● What you will do:
Which lines have the string "Total"? Copy all of them from the entries below.

─── Material

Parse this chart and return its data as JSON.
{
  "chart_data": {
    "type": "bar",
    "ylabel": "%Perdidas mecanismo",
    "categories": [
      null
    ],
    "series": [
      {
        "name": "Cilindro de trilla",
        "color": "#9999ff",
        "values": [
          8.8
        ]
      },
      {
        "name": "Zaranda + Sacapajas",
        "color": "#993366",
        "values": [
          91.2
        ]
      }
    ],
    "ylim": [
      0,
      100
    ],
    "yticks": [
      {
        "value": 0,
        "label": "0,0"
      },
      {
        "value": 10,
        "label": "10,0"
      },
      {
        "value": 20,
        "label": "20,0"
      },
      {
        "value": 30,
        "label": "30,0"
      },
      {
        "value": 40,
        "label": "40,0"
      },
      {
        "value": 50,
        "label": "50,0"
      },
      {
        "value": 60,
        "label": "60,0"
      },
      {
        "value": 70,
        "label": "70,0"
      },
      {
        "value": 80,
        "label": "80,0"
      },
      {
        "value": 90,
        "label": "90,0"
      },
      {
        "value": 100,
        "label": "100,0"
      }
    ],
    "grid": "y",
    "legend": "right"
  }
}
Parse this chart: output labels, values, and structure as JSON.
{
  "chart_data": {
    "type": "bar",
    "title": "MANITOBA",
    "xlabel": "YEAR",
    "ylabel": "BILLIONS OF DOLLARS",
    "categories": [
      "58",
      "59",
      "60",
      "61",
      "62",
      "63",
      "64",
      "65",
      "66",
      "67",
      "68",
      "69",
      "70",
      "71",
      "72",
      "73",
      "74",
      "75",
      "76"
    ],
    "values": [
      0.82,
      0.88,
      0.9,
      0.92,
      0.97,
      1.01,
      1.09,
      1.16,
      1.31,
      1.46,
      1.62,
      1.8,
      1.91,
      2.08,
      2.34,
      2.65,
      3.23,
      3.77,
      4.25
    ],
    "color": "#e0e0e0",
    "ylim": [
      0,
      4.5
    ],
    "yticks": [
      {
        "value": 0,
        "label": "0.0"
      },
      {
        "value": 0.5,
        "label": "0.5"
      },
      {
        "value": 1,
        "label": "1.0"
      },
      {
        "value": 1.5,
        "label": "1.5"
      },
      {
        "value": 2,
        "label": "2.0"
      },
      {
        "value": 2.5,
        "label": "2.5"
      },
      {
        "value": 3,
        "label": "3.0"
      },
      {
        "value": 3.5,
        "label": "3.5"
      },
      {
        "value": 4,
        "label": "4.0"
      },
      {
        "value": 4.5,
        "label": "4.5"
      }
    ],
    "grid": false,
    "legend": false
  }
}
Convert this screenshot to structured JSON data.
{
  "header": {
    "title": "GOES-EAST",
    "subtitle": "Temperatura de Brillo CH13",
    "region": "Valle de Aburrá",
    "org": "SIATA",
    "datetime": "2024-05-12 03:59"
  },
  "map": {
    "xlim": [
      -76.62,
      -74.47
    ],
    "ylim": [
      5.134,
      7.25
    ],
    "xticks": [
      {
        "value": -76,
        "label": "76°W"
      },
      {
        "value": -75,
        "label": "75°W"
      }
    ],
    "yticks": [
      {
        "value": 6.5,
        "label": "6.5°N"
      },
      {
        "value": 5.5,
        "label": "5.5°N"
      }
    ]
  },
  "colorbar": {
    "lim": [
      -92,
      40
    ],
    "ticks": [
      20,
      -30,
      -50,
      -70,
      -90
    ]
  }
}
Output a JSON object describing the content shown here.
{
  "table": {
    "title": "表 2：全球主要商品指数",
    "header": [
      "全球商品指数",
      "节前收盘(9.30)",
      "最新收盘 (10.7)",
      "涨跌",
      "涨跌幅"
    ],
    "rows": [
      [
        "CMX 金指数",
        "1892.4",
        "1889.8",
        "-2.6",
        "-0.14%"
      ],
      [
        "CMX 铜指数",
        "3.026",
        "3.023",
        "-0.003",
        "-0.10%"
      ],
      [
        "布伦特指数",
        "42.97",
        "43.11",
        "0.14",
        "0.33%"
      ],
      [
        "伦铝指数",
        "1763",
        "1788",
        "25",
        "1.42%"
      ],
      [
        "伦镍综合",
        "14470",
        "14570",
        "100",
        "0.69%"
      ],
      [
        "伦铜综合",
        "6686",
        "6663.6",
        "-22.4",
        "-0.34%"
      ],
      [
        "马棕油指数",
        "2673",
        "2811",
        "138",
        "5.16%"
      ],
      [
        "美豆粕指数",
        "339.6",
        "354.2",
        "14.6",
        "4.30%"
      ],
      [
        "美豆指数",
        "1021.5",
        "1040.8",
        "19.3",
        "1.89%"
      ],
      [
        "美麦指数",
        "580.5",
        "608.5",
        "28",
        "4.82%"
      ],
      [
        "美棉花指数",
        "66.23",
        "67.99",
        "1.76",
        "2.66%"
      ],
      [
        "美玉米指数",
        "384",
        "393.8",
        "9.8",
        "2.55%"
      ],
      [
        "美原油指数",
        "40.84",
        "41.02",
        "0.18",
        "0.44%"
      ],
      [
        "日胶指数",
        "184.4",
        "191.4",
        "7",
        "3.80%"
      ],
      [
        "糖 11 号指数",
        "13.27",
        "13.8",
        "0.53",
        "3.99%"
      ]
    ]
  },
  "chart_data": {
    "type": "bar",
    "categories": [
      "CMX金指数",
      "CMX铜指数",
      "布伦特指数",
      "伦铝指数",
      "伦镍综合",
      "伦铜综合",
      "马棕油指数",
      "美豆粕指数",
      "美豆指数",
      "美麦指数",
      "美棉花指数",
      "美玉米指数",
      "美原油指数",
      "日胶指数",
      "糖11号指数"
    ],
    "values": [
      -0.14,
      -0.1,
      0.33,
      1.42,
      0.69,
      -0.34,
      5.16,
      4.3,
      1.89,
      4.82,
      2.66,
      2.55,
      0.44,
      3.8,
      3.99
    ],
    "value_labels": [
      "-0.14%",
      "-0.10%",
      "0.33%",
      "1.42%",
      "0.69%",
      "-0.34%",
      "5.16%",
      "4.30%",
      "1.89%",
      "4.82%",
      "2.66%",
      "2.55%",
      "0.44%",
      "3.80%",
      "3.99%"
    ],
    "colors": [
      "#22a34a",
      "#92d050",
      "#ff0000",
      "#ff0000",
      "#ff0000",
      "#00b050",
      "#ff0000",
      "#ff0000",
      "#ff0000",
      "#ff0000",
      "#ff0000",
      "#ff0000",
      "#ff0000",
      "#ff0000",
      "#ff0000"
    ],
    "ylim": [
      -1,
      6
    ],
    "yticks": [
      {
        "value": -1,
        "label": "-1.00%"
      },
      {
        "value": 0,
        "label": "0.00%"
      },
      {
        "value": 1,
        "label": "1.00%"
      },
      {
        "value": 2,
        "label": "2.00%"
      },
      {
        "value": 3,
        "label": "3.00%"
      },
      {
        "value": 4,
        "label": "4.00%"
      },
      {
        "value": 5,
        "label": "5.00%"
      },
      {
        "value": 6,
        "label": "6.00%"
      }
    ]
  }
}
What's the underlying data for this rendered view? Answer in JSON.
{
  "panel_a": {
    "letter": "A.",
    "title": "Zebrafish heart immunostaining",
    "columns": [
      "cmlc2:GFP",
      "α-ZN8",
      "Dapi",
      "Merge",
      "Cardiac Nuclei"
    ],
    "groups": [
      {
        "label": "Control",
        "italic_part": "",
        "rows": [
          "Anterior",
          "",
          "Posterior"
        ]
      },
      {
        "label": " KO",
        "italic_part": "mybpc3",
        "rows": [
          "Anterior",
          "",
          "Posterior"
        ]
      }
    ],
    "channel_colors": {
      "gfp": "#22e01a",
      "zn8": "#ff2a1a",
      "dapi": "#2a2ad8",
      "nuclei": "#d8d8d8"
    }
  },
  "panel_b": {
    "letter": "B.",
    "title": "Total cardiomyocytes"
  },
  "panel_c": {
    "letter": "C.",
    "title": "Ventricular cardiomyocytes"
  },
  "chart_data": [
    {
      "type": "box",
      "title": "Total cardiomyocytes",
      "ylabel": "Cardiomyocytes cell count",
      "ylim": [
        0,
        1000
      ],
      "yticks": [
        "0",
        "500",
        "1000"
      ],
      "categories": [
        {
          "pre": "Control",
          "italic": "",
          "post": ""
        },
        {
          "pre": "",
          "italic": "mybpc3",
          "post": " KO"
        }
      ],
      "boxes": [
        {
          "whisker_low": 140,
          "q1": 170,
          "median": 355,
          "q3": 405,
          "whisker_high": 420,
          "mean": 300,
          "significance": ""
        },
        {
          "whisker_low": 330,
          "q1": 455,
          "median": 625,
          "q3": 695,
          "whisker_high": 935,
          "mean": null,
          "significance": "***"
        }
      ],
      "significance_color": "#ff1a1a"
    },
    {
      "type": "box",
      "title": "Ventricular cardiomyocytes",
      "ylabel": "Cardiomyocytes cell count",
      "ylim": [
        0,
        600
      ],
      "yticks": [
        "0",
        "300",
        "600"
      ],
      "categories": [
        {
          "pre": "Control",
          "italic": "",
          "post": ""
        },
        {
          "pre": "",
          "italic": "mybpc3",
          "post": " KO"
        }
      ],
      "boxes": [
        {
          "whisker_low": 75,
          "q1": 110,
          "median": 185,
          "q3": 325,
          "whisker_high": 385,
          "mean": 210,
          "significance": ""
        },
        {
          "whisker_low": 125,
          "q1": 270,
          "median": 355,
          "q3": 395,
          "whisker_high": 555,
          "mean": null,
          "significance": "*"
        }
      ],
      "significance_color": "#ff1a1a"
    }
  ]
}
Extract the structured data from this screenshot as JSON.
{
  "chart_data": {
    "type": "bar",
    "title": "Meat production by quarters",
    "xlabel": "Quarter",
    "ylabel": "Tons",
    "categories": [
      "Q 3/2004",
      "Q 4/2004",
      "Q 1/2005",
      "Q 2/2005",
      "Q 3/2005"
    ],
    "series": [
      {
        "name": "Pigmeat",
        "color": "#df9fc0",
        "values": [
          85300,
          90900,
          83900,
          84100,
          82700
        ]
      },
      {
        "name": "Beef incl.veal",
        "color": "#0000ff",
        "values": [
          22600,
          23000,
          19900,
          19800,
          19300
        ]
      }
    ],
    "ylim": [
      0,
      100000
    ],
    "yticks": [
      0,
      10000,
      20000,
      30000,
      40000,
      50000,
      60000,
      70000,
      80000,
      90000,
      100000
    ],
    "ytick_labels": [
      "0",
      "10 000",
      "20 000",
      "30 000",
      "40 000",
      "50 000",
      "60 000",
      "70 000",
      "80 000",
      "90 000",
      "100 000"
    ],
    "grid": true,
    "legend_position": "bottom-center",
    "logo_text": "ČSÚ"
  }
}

──────

● Exercise result:
    "title": "Total cardiomyocytes"
      "title": "Total cardiomyocytes",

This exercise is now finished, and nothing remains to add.